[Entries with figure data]

______

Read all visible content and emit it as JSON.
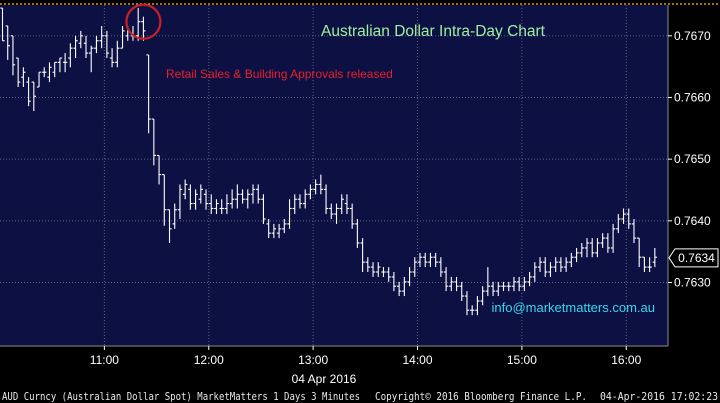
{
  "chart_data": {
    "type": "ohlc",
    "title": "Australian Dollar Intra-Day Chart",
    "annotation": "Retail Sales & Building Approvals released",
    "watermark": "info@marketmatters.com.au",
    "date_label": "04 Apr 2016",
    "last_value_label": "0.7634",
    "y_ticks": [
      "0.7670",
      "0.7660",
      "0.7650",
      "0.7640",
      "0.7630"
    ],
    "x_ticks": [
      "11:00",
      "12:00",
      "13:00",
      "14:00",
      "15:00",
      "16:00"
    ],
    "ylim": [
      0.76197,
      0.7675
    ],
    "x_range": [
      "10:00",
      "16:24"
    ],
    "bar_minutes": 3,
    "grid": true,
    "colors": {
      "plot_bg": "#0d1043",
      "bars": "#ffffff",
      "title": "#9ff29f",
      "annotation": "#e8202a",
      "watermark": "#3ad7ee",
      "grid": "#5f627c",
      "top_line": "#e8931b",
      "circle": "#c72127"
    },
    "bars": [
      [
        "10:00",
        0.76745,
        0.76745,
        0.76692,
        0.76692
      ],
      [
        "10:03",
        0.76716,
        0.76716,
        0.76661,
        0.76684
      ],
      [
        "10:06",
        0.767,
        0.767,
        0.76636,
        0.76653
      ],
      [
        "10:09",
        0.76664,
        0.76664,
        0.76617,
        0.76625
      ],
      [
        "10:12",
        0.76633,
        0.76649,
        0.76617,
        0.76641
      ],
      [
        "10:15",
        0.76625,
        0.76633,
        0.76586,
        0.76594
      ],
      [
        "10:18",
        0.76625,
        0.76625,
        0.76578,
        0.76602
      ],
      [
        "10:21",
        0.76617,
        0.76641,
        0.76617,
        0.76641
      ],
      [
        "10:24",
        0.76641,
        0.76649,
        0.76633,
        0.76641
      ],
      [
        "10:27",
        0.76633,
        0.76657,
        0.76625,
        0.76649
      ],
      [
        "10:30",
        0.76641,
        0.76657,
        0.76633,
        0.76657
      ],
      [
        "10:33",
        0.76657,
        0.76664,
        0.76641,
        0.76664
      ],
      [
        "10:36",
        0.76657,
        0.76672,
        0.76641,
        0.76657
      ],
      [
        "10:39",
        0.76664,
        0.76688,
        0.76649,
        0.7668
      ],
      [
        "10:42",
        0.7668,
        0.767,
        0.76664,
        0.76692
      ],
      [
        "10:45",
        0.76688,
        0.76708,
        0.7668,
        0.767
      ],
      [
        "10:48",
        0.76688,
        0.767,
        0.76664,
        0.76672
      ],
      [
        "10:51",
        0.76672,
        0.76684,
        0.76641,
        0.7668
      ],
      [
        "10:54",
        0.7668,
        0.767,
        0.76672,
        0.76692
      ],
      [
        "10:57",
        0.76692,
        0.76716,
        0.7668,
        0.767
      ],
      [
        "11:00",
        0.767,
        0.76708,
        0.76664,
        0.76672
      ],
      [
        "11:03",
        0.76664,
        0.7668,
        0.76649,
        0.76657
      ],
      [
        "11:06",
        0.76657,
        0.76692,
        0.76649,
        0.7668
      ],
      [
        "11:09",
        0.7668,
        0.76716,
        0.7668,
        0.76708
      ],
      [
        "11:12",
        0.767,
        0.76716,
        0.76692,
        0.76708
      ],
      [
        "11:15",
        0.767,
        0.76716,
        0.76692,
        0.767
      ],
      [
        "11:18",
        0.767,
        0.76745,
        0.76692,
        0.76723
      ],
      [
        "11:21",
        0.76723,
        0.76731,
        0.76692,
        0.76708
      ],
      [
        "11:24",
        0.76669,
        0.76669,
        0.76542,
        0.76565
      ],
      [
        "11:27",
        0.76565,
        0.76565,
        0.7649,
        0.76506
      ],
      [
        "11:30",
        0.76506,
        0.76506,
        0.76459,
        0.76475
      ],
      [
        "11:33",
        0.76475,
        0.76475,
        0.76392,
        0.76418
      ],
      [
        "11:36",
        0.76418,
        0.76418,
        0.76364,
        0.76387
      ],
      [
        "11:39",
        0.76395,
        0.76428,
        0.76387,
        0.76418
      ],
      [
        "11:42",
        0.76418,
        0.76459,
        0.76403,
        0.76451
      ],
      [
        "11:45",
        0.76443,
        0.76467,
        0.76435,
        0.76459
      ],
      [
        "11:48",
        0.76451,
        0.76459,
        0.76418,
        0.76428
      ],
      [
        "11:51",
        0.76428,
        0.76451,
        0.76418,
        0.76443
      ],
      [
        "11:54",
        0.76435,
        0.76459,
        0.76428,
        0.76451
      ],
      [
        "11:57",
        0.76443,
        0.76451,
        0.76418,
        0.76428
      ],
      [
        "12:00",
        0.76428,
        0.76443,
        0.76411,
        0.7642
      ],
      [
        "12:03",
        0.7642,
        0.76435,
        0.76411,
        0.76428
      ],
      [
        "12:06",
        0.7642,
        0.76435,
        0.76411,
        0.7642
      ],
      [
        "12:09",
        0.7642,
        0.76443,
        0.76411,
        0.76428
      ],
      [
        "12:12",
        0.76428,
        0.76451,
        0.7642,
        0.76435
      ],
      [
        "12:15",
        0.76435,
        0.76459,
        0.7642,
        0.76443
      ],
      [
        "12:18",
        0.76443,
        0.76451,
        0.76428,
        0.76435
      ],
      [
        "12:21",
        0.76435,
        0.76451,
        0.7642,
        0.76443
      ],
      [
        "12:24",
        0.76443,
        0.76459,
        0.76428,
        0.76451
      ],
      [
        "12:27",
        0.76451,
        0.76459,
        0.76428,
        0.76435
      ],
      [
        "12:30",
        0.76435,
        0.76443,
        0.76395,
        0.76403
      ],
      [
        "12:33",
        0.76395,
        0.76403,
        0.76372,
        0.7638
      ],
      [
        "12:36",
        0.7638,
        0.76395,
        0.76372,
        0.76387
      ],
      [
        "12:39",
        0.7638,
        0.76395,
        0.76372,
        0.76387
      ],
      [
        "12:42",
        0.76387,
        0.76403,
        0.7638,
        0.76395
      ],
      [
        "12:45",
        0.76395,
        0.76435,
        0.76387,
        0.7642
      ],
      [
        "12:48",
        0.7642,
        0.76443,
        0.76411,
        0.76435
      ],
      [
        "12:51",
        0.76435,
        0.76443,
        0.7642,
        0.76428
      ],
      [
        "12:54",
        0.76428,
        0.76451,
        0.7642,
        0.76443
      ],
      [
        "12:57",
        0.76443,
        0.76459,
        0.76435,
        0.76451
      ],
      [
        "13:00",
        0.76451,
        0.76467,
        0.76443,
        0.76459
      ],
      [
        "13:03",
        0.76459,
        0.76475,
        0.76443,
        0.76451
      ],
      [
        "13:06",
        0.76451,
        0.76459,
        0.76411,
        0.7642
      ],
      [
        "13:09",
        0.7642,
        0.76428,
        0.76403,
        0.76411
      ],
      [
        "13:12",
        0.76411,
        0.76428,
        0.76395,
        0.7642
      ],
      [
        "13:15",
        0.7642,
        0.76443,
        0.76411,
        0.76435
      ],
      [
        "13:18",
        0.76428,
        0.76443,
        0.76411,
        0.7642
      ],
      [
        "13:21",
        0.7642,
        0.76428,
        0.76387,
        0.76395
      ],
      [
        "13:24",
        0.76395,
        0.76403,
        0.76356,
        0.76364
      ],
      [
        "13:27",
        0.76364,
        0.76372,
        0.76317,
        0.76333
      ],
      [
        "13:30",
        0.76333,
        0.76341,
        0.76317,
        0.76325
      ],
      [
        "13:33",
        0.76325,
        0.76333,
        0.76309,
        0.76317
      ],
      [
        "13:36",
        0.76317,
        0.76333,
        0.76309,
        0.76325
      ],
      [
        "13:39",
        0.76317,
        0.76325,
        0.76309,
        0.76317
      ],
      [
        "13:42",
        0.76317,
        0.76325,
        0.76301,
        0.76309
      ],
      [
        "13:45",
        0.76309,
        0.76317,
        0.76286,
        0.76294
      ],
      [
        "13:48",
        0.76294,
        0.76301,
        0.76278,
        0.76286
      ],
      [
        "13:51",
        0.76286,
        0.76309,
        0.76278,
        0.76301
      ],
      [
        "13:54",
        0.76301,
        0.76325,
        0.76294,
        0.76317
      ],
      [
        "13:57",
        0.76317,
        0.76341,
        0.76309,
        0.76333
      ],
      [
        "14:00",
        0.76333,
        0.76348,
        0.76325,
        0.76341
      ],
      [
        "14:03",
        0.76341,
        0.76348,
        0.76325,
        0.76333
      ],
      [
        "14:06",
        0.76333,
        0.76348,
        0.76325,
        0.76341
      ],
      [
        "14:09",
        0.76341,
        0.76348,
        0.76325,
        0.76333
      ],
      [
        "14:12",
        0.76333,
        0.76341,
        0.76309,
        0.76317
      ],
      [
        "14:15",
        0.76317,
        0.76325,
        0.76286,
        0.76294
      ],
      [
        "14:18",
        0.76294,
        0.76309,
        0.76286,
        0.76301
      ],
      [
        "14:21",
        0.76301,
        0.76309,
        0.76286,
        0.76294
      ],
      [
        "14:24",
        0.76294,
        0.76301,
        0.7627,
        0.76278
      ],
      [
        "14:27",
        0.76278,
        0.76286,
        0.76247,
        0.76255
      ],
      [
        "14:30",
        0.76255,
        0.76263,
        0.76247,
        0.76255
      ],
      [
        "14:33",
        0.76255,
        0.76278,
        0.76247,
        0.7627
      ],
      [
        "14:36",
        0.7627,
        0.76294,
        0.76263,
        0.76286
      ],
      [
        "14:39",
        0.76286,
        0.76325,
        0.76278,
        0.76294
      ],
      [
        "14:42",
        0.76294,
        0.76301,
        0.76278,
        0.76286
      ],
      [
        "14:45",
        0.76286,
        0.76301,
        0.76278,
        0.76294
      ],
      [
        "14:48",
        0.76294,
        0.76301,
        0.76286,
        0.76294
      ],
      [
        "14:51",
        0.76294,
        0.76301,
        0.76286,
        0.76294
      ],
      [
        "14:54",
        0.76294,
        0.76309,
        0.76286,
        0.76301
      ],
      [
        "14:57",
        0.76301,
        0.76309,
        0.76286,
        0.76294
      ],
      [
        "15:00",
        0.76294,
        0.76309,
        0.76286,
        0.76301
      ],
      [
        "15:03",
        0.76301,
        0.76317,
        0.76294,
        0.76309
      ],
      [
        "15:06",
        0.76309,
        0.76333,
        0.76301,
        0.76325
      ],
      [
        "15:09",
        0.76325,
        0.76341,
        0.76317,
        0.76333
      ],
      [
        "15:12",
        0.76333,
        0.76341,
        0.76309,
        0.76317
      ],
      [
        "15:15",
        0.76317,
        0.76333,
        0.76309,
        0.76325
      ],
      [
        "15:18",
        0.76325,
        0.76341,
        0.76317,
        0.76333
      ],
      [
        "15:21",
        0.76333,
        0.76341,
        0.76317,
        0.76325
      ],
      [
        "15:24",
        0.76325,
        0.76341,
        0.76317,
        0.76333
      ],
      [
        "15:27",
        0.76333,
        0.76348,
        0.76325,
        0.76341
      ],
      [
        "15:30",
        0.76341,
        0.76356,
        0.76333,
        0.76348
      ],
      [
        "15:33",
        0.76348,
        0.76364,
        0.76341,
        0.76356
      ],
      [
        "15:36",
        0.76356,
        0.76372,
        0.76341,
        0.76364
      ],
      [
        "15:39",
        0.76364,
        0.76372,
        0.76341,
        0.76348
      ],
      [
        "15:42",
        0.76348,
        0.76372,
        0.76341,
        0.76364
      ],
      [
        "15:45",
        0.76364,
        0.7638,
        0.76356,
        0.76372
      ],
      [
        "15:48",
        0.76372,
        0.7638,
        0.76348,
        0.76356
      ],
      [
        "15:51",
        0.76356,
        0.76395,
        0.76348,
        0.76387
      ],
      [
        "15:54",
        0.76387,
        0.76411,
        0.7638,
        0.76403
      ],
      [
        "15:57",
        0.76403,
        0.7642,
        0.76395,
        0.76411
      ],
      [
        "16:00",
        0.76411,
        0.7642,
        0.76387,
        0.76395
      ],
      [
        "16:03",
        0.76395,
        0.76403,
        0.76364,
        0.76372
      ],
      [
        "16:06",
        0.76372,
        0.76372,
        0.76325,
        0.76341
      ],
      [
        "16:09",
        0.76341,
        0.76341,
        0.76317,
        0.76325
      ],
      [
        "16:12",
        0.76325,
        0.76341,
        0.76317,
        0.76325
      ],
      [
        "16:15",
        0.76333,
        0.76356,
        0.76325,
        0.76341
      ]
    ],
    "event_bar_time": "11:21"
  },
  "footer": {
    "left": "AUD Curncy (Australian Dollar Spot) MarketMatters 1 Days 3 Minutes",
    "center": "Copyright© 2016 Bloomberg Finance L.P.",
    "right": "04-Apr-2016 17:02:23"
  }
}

______

WHAT TO DO: Among these entries, how many lines include the string "Australian"? Reply with the number by itself.

TASK SOLUTION: 2